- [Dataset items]
....

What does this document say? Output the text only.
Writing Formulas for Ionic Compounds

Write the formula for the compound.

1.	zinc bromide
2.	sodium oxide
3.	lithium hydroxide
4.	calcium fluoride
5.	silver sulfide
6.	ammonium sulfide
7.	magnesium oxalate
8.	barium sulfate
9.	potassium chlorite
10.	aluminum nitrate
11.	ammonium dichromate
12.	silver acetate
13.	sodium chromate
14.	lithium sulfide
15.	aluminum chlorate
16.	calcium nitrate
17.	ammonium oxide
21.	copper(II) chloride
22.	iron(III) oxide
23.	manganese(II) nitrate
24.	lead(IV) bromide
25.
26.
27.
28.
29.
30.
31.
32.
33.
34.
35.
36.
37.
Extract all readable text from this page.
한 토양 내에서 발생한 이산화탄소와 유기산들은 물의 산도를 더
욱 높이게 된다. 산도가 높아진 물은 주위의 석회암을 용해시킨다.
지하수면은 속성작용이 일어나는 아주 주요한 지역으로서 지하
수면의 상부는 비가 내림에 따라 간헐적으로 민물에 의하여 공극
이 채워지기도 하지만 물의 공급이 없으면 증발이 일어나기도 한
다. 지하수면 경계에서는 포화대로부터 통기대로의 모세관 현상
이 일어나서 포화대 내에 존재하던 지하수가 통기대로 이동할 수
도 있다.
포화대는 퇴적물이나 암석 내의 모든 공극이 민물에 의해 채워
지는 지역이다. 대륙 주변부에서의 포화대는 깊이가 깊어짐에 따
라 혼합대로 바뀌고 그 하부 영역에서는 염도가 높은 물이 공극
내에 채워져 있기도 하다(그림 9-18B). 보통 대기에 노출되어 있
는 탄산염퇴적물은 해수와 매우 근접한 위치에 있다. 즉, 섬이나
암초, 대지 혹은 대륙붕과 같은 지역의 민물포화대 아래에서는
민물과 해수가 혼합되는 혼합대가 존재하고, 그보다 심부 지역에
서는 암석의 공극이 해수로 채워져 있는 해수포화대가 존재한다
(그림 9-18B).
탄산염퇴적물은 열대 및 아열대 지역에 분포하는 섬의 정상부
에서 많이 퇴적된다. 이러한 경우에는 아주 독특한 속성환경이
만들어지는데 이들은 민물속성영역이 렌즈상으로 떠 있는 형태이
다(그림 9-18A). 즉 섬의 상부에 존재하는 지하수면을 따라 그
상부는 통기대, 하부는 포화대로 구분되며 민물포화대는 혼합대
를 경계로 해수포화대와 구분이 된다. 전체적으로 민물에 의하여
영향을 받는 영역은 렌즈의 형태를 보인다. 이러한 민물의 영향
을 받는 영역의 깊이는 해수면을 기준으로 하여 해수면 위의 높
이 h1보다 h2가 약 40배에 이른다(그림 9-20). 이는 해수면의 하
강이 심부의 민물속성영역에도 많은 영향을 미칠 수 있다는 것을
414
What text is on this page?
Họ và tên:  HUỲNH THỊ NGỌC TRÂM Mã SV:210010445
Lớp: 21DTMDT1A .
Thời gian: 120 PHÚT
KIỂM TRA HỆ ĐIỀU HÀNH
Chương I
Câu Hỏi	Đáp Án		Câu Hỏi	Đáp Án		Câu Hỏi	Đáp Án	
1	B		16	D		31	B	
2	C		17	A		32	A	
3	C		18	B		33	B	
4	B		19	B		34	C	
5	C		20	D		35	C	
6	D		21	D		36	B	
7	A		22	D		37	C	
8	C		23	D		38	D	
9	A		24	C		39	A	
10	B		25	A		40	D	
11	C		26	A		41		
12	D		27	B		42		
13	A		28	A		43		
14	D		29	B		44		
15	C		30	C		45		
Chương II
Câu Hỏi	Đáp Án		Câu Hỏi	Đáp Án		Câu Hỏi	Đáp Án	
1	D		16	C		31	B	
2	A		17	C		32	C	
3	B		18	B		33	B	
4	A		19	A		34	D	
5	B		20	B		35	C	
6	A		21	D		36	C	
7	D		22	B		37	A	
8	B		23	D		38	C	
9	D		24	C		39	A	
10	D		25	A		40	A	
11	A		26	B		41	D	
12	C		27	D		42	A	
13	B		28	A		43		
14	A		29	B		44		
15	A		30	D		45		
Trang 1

....

- [Problem]
Find how many lines of the entries contain "aluminum". Respond with the number only.

- [Reply to the task]
2